● Data listing
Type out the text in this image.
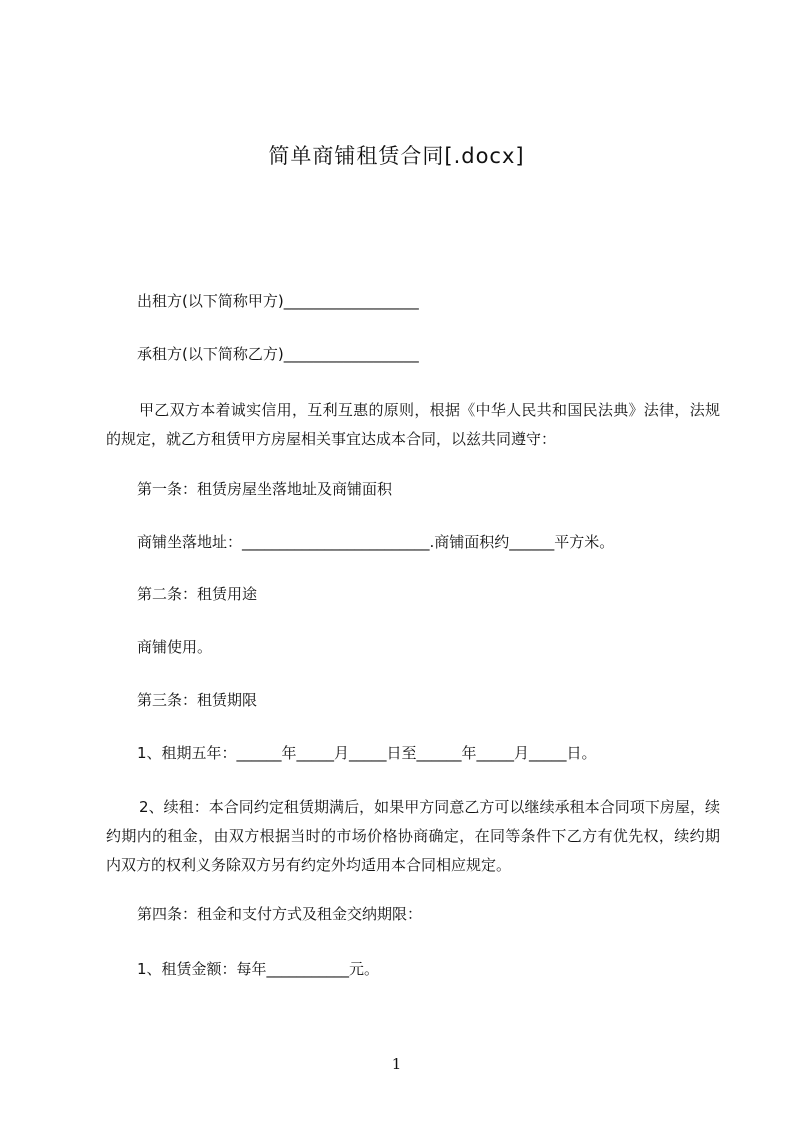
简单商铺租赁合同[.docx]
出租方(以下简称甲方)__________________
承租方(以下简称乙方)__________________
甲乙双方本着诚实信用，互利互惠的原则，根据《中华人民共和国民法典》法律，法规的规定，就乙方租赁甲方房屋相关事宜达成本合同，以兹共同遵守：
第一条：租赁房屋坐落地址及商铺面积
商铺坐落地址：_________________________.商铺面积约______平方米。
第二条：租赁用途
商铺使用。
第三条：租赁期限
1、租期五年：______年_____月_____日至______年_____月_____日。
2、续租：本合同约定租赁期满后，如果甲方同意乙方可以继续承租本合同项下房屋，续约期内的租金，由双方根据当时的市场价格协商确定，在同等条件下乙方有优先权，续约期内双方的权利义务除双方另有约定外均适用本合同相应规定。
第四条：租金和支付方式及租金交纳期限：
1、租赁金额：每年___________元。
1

● Goal
Skipping the pictures, transcribe each line above exactly as it appears.

● Exercise response
Type out the text in this image.
简单商铺租赁合同[.docx]
出租方(以下简称甲方)__________________
承租方(以下简称乙方)__________________
甲乙双方本着诚实信用，互利互惠的原则，根据《中华人民共和国民法典》法律，法规的规定，就乙方租赁甲方房屋相关事宜达成本合同，以兹共同遵守：
第一条：租赁房屋坐落地址及商铺面积
商铺坐落地址：_________________________.商铺面积约______平方米。
第二条：租赁用途
商铺使用。
第三条：租赁期限
1、租期五年：______年_____月_____日至______年_____月_____日。
2、续租：本合同约定租赁期满后，如果甲方同意乙方可以继续承租本合同项下房屋，续约期内的租金，由双方根据当时的市场价格协商确定，在同等条件下乙方有优先权，续约期内双方的权利义务除双方另有约定外均适用本合同相应规定。
第四条：租金和支付方式及租金交纳期限：
1、租赁金额：每年___________元。
1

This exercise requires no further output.